EXERCISE PROMPT: Reproduce all of the data word for word.
= = = = = = =
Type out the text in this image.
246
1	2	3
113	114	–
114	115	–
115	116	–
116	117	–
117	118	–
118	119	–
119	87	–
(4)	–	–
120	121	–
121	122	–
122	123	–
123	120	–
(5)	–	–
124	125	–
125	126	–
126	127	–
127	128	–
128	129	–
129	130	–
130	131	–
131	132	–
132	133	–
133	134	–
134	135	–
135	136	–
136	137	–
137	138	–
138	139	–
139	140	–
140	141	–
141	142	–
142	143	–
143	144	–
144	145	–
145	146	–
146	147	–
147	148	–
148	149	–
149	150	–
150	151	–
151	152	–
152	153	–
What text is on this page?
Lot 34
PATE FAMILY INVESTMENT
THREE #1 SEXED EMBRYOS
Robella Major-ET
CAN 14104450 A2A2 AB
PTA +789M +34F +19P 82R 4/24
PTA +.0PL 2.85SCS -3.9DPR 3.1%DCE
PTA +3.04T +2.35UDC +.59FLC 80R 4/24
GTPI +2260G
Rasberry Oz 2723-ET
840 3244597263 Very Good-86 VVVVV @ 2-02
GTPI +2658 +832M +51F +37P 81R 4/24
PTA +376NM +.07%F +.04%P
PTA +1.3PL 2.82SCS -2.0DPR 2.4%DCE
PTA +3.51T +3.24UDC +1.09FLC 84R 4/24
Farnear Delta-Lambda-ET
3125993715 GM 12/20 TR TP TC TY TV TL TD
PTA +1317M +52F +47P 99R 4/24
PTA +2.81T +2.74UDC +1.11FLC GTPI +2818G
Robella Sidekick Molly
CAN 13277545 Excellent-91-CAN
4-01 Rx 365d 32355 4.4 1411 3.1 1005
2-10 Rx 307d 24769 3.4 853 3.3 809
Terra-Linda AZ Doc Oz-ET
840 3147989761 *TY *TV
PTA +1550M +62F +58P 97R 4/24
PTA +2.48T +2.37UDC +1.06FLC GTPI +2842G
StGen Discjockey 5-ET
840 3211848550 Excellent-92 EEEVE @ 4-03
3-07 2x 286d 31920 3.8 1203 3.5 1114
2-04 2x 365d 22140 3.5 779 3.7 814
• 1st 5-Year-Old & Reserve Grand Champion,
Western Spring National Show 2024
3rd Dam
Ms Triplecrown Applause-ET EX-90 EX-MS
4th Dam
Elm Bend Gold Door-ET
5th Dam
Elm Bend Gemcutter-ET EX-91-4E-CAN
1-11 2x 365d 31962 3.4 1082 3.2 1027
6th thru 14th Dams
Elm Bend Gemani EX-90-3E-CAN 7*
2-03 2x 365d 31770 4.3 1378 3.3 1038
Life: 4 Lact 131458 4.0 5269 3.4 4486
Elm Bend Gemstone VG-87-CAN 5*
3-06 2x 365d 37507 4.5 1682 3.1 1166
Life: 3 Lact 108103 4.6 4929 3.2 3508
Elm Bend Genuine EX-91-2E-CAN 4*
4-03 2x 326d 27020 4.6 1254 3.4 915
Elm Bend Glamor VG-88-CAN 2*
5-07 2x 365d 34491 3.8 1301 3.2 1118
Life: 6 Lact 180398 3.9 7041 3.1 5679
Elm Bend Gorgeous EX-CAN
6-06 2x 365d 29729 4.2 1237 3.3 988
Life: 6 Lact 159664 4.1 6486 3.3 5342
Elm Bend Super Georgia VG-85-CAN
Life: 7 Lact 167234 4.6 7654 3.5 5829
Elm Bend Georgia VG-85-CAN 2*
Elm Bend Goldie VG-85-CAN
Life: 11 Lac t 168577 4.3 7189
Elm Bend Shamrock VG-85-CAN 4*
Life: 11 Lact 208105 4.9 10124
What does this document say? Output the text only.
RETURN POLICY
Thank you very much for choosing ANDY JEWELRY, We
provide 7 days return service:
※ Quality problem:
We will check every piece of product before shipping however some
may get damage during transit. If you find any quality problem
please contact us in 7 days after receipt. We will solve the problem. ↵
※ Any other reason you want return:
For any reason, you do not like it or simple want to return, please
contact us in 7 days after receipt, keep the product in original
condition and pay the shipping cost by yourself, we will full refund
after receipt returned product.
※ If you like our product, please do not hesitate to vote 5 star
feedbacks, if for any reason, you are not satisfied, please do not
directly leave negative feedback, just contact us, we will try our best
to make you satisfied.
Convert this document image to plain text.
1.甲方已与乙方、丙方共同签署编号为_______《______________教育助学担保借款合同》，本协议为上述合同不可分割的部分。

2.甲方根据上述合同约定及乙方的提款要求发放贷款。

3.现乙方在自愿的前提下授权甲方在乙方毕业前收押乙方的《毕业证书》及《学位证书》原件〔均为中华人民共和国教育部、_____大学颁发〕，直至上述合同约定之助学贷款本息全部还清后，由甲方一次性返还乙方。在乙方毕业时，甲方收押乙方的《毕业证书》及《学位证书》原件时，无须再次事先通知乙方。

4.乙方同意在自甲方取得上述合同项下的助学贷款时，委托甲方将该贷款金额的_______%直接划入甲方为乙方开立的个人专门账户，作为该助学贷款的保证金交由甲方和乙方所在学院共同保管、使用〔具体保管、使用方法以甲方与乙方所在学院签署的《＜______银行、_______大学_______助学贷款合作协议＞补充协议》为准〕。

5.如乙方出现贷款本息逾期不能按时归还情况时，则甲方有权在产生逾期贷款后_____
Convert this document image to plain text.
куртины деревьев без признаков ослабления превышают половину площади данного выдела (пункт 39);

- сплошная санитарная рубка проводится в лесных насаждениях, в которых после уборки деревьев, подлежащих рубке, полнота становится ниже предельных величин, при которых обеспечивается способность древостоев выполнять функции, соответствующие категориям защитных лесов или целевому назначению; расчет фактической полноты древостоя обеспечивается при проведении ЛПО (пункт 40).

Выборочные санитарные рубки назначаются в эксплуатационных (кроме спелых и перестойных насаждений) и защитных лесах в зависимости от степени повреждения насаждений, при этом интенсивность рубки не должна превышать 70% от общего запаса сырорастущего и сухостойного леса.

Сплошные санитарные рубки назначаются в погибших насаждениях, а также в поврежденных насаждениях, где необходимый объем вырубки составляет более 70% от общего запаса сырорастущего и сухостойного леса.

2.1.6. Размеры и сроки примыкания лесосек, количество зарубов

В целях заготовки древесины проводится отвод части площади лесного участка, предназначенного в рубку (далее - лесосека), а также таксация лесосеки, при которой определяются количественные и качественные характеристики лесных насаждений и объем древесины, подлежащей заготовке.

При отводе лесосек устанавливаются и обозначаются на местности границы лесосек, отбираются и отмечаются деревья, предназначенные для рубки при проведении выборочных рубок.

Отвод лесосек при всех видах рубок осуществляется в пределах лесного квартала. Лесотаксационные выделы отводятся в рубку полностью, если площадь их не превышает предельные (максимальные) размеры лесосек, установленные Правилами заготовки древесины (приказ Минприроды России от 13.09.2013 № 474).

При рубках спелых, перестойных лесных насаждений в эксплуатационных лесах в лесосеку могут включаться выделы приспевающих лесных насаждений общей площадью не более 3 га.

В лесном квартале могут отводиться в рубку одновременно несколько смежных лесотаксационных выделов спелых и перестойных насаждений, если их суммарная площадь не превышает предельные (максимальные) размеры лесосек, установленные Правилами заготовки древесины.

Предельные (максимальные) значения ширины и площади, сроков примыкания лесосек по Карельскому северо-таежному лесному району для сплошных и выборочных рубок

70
= = = = = = =
RESULT OF THIS EXERCISE:
Type out the text in this image.
246
1	2	3
113	114	–
114	115	–
115	116	–
116	117	–
117	118	–
118	119	–
119	87	–
(4)	–	–
120	121	–
121	122	–
122	123	–
123	120	–
(5)	–	–
124	125	–
125	126	–
126	127	–
127	128	–
128	129	–
129	130	–
130	131	–
131	132	–
132	133	–
133	134	–
134	135	–
135	136	–
136	137	–
137	138	–
138	139	–
139	140	–
140	141	–
141	142	–
142	143	–
143	144	–
144	145	–
145	146	–
146	147	–
147	148	–
148	149	–
149	150	–
150	151	–
151	152	–
152	153	–
What text is on this page?
Lot 34
PATE FAMILY INVESTMENT
THREE #1 SEXED EMBRYOS
Robella Major-ET
CAN 14104450 A2A2 AB
PTA +789M +34F +19P 82R 4/24
PTA +.0PL 2.85SCS -3.9DPR 3.1%DCE
PTA +3.04T +2.35UDC +.59FLC 80R 4/24
GTPI +2260G
Rasberry Oz 2723-ET
840 3244597263 Very Good-86 VVVVV @ 2-02
GTPI +2658 +832M +51F +37P 81R 4/24
PTA +376NM +.07%F +.04%P
PTA +1.3PL 2.82SCS -2.0DPR 2.4%DCE
PTA +3.51T +3.24UDC +1.09FLC 84R 4/24
Farnear Delta-Lambda-ET
3125993715 GM 12/20 TR TP TC TY TV TL TD
PTA +1317M +52F +47P 99R 4/24
PTA +2.81T +2.74UDC +1.11FLC GTPI +2818G
Robella Sidekick Molly
CAN 13277545 Excellent-91-CAN
4-01 Rx 365d 32355 4.4 1411 3.1 1005
2-10 Rx 307d 24769 3.4 853 3.3 809
Terra-Linda AZ Doc Oz-ET
840 3147989761 *TY *TV
PTA +1550M +62F +58P 97R 4/24
PTA +2.48T +2.37UDC +1.06FLC GTPI +2842G
StGen Discjockey 5-ET
840 3211848550 Excellent-92 EEEVE @ 4-03
3-07 2x 286d 31920 3.8 1203 3.5 1114
2-04 2x 365d 22140 3.5 779 3.7 814
• 1st 5-Year-Old & Reserve Grand Champion,
Western Spring National Show 2024
3rd Dam
Ms Triplecrown Applause-ET EX-90 EX-MS
4th Dam
Elm Bend Gold Door-ET
5th Dam
Elm Bend Gemcutter-ET EX-91-4E-CAN
1-11 2x 365d 31962 3.4 1082 3.2 1027
6th thru 14th Dams
Elm Bend Gemani EX-90-3E-CAN 7*
2-03 2x 365d 31770 4.3 1378 3.3 1038
Life: 4 Lact 131458 4.0 5269 3.4 4486
Elm Bend Gemstone VG-87-CAN 5*
3-06 2x 365d 37507 4.5 1682 3.1 1166
Life: 3 Lact 108103 4.6 4929 3.2 3508
Elm Bend Genuine EX-91-2E-CAN 4*
4-03 2x 326d 27020 4.6 1254 3.4 915
Elm Bend Glamor VG-88-CAN 2*
5-07 2x 365d 34491 3.8 1301 3.2 1118
Life: 6 Lact 180398 3.9 7041 3.1 5679
Elm Bend Gorgeous EX-CAN
6-06 2x 365d 29729 4.2 1237 3.3 988
Life: 6 Lact 159664 4.1 6486 3.3 5342
Elm Bend Super Georgia VG-85-CAN
Life: 7 Lact 167234 4.6 7654 3.5 5829
Elm Bend Georgia VG-85-CAN 2*
Elm Bend Goldie VG-85-CAN
Life: 11 Lac t 168577 4.3 7189
Elm Bend Shamrock VG-85-CAN 4*
Life: 11 Lact 208105 4.9 10124
What does this document say? Output the text only.
RETURN POLICY
Thank you very much for choosing ANDY JEWELRY, We
provide 7 days return service:
※ Quality problem:
We will check every piece of product before shipping however some
may get damage during transit. If you find any quality problem
please contact us in 7 days after receipt. We will solve the problem. ↵
※ Any other reason you want return:
For any reason, you do not like it or simple want to return, please
contact us in 7 days after receipt, keep the product in original
condition and pay the shipping cost by yourself, we will full refund
after receipt returned product.
※ If you like our product, please do not hesitate to vote 5 star
feedbacks, if for any reason, you are not satisfied, please do not
directly leave negative feedback, just contact us, we will try our best
to make you satisfied.
Convert this document image to plain text.
1.甲方已与乙方、丙方共同签署编号为_______《______________教育助学担保借款合同》，本协议为上述合同不可分割的部分。

2.甲方根据上述合同约定及乙方的提款要求发放贷款。

3.现乙方在自愿的前提下授权甲方在乙方毕业前收押乙方的《毕业证书》及《学位证书》原件〔均为中华人民共和国教育部、_____大学颁发〕，直至上述合同约定之助学贷款本息全部还清后，由甲方一次性返还乙方。在乙方毕业时，甲方收押乙方的《毕业证书》及《学位证书》原件时，无须再次事先通知乙方。

4.乙方同意在自甲方取得上述合同项下的助学贷款时，委托甲方将该贷款金额的_______%直接划入甲方为乙方开立的个人专门账户，作为该助学贷款的保证金交由甲方和乙方所在学院共同保管、使用〔具体保管、使用方法以甲方与乙方所在学院签署的《＜______银行、_______大学_______助学贷款合作协议＞补充协议》为准〕。

5.如乙方出现贷款本息逾期不能按时归还情况时，则甲方有权在产生逾期贷款后_____
Convert this document image to plain text.
куртины деревьев без признаков ослабления превышают половину площади данного выдела (пункт 39);

- сплошная санитарная рубка проводится в лесных насаждениях, в которых после уборки деревьев, подлежащих рубке, полнота становится ниже предельных величин, при которых обеспечивается способность древостоев выполнять функции, соответствующие категориям защитных лесов или целевому назначению; расчет фактической полноты древостоя обеспечивается при проведении ЛПО (пункт 40).

Выборочные санитарные рубки назначаются в эксплуатационных (кроме спелых и перестойных насаждений) и защитных лесах в зависимости от степени повреждения насаждений, при этом интенсивность рубки не должна превышать 70% от общего запаса сырорастущего и сухостойного леса.

Сплошные санитарные рубки назначаются в погибших насаждениях, а также в поврежденных насаждениях, где необходимый объем вырубки составляет более 70% от общего запаса сырорастущего и сухостойного леса.

2.1.6. Размеры и сроки примыкания лесосек, количество зарубов

В целях заготовки древесины проводится отвод части площади лесного участка, предназначенного в рубку (далее - лесосека), а также таксация лесосеки, при которой определяются количественные и качественные характеристики лесных насаждений и объем древесины, подлежащей заготовке.

При отводе лесосек устанавливаются и обозначаются на местности границы лесосек, отбираются и отмечаются деревья, предназначенные для рубки при проведении выборочных рубок.

Отвод лесосек при всех видах рубок осуществляется в пределах лесного квартала. Лесотаксационные выделы отводятся в рубку полностью, если площадь их не превышает предельные (максимальные) размеры лесосек, установленные Правилами заготовки древесины (приказ Минприроды России от 13.09.2013 № 474).

При рубках спелых, перестойных лесных насаждений в эксплуатационных лесах в лесосеку могут включаться выделы приспевающих лесных насаждений общей площадью не более 3 га.

В лесном квартале могут отводиться в рубку одновременно несколько смежных лесотаксационных выделов спелых и перестойных насаждений, если их суммарная площадь не превышает предельные (максимальные) размеры лесосек, установленные Правилами заготовки древесины.

Предельные (максимальные) значения ширины и площади, сроков примыкания лесосек по Карельскому северо-таежному лесному району для сплошных и выборочных рубок

70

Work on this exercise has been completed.